- **STATED GOAL**
Tally the lines that contain the string "JSON" and state that total without comment.

- **Figure record extracts**
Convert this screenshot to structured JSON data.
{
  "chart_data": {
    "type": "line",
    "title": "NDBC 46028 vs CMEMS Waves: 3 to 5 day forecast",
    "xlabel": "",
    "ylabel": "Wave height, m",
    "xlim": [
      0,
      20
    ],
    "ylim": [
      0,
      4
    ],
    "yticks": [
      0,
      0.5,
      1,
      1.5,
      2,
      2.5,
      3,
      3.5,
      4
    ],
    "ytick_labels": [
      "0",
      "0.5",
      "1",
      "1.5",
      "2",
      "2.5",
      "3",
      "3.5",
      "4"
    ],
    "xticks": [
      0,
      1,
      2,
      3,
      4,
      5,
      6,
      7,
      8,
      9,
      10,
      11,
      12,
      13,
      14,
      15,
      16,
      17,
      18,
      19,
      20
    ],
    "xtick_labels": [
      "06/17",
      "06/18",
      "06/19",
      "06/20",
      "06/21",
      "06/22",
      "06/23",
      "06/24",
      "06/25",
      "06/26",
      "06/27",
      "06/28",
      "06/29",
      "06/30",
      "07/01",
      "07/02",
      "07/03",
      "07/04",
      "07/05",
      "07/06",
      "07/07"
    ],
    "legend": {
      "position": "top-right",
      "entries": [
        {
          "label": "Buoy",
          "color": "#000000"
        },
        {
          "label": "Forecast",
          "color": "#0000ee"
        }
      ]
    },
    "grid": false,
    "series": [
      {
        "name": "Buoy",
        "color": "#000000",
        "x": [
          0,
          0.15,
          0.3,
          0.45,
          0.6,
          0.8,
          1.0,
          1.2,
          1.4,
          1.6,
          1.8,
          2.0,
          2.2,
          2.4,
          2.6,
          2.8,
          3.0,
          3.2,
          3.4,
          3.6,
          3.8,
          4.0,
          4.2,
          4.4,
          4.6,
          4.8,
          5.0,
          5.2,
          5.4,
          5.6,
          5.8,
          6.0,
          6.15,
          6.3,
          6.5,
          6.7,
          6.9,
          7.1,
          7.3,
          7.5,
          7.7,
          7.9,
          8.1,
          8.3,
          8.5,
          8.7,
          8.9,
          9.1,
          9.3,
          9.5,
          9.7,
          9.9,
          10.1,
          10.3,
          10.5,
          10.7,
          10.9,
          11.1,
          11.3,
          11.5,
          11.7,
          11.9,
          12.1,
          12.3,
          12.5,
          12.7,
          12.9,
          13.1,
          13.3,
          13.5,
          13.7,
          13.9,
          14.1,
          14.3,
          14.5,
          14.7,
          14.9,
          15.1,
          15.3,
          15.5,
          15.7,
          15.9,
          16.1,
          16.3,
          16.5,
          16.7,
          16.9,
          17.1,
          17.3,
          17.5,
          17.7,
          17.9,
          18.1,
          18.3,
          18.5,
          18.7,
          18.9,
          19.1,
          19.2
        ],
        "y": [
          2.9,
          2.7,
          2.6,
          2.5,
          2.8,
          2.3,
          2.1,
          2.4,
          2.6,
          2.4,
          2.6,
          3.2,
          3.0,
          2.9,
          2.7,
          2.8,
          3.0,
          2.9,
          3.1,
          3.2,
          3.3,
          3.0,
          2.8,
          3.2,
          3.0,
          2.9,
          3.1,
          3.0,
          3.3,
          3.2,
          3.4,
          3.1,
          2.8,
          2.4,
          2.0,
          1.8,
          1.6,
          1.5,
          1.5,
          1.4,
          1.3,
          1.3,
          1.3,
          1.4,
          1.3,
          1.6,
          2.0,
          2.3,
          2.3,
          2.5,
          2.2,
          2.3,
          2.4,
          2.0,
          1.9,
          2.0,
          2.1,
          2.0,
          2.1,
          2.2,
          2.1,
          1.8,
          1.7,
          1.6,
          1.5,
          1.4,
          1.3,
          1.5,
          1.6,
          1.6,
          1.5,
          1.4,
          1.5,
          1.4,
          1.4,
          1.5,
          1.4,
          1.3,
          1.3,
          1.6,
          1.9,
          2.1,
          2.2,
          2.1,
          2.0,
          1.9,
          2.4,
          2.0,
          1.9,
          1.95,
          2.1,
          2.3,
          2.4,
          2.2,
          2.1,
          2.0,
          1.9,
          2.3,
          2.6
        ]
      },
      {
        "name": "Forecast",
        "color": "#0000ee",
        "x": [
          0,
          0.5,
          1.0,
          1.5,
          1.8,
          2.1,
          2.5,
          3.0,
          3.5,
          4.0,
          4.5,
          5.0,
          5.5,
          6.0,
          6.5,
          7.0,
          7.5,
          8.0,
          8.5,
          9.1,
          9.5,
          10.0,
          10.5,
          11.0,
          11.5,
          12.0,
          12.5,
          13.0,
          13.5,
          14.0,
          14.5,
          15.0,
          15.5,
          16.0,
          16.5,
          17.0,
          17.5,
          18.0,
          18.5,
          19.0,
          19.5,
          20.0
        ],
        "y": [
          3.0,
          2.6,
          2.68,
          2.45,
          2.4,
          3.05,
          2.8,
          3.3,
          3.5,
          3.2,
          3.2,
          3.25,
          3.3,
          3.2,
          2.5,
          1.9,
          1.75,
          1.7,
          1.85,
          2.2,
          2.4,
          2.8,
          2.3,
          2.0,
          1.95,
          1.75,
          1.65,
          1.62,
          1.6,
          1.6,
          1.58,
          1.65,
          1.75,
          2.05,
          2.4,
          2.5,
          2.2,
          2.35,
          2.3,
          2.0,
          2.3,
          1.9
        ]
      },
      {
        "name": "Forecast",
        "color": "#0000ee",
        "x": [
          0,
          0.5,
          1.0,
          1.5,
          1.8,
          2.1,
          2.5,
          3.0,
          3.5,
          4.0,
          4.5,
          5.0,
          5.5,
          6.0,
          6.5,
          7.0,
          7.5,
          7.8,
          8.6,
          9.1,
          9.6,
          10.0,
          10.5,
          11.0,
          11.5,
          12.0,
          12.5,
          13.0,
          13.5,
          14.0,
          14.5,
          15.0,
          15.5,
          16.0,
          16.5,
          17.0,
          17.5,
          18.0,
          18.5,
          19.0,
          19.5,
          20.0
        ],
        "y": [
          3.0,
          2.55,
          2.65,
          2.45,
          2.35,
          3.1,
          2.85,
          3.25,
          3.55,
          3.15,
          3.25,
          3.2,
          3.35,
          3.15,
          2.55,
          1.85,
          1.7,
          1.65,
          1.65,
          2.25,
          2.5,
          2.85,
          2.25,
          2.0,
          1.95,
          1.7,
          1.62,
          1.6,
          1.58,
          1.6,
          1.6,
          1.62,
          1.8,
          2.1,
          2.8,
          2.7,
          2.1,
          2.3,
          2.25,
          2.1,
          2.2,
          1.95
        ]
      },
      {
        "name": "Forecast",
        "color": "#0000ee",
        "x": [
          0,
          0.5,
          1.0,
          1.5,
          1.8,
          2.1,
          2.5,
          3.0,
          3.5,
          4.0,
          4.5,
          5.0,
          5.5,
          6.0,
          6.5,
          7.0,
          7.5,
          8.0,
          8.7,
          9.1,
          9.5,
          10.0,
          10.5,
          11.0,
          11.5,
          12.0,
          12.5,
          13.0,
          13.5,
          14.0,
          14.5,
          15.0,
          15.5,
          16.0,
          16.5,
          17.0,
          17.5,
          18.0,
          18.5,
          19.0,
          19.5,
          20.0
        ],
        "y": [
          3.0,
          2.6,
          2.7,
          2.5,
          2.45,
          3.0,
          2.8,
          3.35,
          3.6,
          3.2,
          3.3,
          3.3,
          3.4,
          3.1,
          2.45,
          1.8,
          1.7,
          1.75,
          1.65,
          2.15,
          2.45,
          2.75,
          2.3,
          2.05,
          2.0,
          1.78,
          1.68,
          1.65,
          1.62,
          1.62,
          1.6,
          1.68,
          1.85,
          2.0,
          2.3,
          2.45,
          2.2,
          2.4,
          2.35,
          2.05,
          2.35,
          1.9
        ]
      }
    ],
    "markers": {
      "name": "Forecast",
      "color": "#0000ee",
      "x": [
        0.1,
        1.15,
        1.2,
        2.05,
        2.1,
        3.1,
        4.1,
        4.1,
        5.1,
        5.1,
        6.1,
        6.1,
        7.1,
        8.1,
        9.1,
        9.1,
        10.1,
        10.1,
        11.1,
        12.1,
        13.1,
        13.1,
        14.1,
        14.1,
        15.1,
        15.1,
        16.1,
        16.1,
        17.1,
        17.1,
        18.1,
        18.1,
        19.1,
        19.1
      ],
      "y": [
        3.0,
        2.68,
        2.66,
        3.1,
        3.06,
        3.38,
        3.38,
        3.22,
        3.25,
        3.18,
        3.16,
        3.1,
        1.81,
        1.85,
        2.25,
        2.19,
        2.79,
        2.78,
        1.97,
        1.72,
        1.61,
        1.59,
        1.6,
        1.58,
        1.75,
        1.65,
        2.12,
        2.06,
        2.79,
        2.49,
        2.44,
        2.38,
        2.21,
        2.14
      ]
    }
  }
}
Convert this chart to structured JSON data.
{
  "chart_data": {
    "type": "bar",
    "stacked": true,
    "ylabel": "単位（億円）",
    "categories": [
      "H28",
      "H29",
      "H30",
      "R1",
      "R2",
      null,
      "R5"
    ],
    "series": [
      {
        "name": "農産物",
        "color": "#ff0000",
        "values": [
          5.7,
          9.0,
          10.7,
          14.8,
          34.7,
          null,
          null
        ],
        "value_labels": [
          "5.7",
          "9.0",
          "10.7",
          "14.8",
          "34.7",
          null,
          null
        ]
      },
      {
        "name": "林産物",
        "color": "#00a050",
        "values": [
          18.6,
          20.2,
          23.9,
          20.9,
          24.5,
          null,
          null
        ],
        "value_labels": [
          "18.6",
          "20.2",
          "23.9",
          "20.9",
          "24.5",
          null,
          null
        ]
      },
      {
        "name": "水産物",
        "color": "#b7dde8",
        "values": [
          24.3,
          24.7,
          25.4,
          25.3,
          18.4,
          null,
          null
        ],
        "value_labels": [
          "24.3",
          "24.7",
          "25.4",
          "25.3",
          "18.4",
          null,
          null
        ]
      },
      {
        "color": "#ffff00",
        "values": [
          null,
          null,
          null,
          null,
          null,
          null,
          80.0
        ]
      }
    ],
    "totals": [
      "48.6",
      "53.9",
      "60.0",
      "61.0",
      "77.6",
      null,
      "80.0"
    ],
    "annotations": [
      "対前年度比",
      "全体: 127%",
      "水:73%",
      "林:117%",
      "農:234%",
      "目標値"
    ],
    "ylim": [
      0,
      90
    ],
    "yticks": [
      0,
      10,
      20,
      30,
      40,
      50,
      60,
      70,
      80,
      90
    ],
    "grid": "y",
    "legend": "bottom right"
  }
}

- **TASK SOLUTION**
2